**Stored records:**
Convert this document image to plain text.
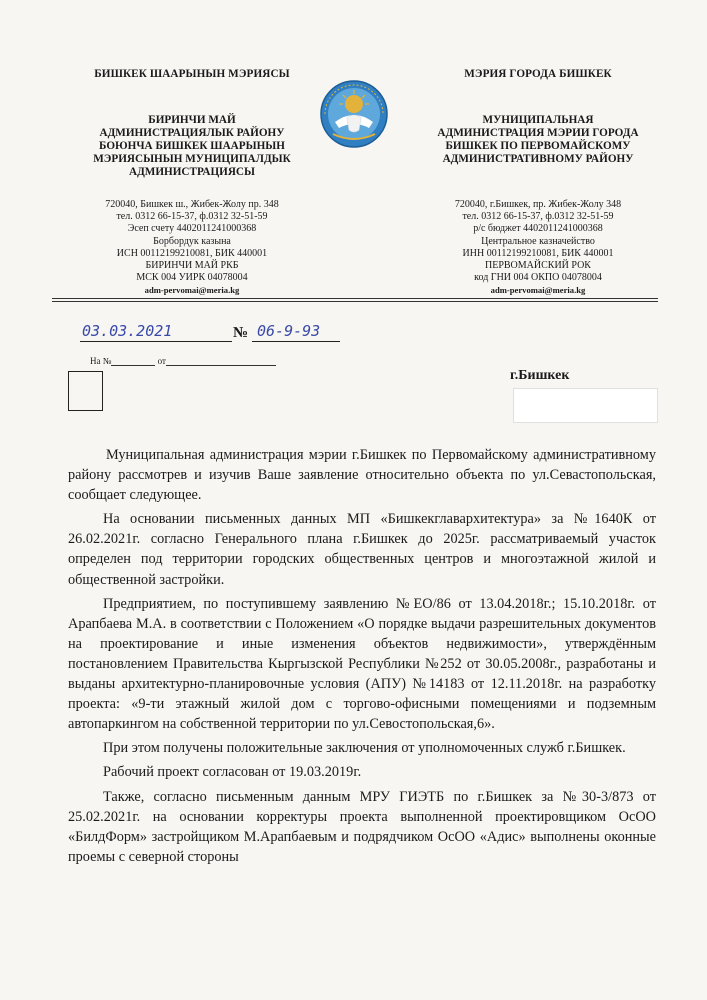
БИШКЕК ШААРЫНЫН МЭРИЯСЫ
БИРИНЧИ МАЙ
АДМИНИСТРАЦИЯЛЫК РАЙОНУ
БОЮНЧА БИШКЕК ШААРЫНЫН
МЭРИЯСЫНЫН МУНИЦИПАЛДЫК
АДМИНИСТРАЦИЯСЫ
720040, Бишкек ш., Жибек-Жолу пр. 348
тел. 0312 66-15-37, ф.0312 32-51-59
Эсеп счету 4402011241000368
Борбордук казына
ИСН 00112199210081, БИК 440001
БИРИНЧИ МАЙ РКБ
МСК 004 УИРК 04078004
adm-pervomai@meria.kg
МЭРИЯ ГОРОДА БИШКЕК
МУНИЦИПАЛЬНАЯ
АДМИНИСТРАЦИЯ МЭРИИ ГОРОДА
БИШКЕК ПО ПЕРВОМАЙСКОМУ
АДМИНИСТРАТИВНОМУ РАЙОНУ
720040, г.Бишкек, пр. Жибек-Жолу 348
тел. 0312 66-15-37, ф.0312 32-51-59
р/с бюджет 4402011241000368
Центральное казначейство
ИНН 00112199210081, БИК 440001
ПЕРВОМАЙСКИЙ РОК
код ГНИ 004 ОКПО 04078004
adm-pervomai@meria.kg
03.03.2021	№ 06-9-93
На №	от
г.Бишкек

Муниципальная администрация мэрии г.Бишкек по Первомайскому административному району рассмотрев и изучив Ваше заявление относительно объекта по ул.Севастопольская, сообщает следующее.

На основании письменных данных МП «Бишкекглавархитектура» за №1640К от 26.02.2021г. согласно Генерального плана г.Бишкек до 2025г. рассматриваемый участок определен под территории городских общественных центров и многоэтажной жилой и общественной застройки.

Предприятием, по поступившему заявлению №ЕО/86 от 13.04.2018г.; 15.10.2018г. от Арапбаева М.А. в соответствии с Положением «О порядке выдачи разрешительных документов на проектирование и иные изменения объектов недвижимости», утверждённым постановлением Правительства Кыргызской Республики №252 от 30.05.2008г., разработаны и выданы архитектурно-планировочные условия (АПУ) №14183 от 12.11.2018г. на разработку проекта: «9-ти этажный жилой дом с торгово-офисными помещениями и подземным автопаркингом на собственной территории по ул.Севостопольская,6».

При этом получены положительные заключения от уполномоченных служб г.Бишкек.

Рабочий проект согласован от 19.03.2019г.

Также, согласно письменным данным МРУ ГИЭТБ по г.Бишкек за №30-3/873 от 25.02.2021г. на основании корректуры проекта выполненной проектировщиком ОсОО «БилдФорм» застройщиком М.Арапбаевым и подрядчиком ОсОО «Адис» выполнены оконные проемы с северной стороны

**WHAT THE TASK REQUIRES:** Pull every line containing the word "согласно" out of the entries above.

**REPLY:**
На основании письменных данных МП «Бишкекглавархитектура» за №1640К от 26.02.2021г. согласно Генерального плана г.Бишкек до 2025г. рассматриваемый участок определен под территории городских общественных центров и многоэтажной жилой и общественной застройки.
Также, согласно письменным данным МРУ ГИЭТБ по г.Бишкек за №30-3/873 от 25.02.2021г. на основании корректуры проекта выполненной проектировщиком ОсОО «БилдФорм» застройщиком М.Арапбаевым и подрядчиком ОсОО «Адис» выполнены оконные проемы с северной стороны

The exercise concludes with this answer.